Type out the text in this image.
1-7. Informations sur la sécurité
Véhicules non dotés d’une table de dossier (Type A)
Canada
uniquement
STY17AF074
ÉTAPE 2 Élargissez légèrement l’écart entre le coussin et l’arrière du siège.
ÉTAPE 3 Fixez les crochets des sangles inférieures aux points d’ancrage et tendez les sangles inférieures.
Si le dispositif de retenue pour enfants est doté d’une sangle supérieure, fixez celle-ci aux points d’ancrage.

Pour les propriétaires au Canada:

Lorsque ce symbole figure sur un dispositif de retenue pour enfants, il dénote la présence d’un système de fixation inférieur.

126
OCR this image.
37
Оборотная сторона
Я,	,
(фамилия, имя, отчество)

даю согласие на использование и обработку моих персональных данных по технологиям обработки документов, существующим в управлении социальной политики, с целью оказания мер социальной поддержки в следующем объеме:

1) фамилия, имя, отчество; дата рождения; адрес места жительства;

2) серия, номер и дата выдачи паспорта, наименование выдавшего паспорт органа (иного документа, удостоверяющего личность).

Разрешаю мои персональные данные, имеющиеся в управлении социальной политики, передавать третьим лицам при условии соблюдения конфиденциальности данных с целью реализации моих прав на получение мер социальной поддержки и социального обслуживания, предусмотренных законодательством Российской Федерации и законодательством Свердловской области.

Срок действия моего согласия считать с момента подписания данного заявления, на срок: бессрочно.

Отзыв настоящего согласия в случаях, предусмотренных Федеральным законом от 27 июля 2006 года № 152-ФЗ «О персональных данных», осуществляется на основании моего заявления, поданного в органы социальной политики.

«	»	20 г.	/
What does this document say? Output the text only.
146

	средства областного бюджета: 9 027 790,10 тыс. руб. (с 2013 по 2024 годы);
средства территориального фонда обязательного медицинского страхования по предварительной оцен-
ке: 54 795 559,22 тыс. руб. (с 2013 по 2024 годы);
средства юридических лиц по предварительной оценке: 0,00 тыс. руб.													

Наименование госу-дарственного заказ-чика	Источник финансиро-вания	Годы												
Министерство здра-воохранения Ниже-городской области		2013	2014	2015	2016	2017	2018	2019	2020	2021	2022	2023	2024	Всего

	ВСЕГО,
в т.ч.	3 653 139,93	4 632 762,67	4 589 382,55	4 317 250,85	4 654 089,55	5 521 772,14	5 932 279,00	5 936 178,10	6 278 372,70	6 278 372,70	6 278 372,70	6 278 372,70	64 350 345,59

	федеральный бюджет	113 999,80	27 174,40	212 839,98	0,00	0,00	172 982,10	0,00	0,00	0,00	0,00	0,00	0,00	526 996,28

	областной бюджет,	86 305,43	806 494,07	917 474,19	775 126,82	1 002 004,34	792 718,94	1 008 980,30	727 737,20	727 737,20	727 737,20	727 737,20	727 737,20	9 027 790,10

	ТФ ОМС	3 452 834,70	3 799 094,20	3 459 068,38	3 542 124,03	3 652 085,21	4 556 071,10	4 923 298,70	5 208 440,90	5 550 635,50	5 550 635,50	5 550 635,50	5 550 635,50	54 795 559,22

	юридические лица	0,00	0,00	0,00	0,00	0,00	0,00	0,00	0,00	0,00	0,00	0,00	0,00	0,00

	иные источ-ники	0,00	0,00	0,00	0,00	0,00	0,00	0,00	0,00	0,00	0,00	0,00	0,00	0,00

###

- GIVEN PROBLEM -
Which lines hold the word "Type"? Show each one.

- RESPONSE BELOW -
Type out the text in this image.
Véhicules non dotés d’une table de dossier (Type A)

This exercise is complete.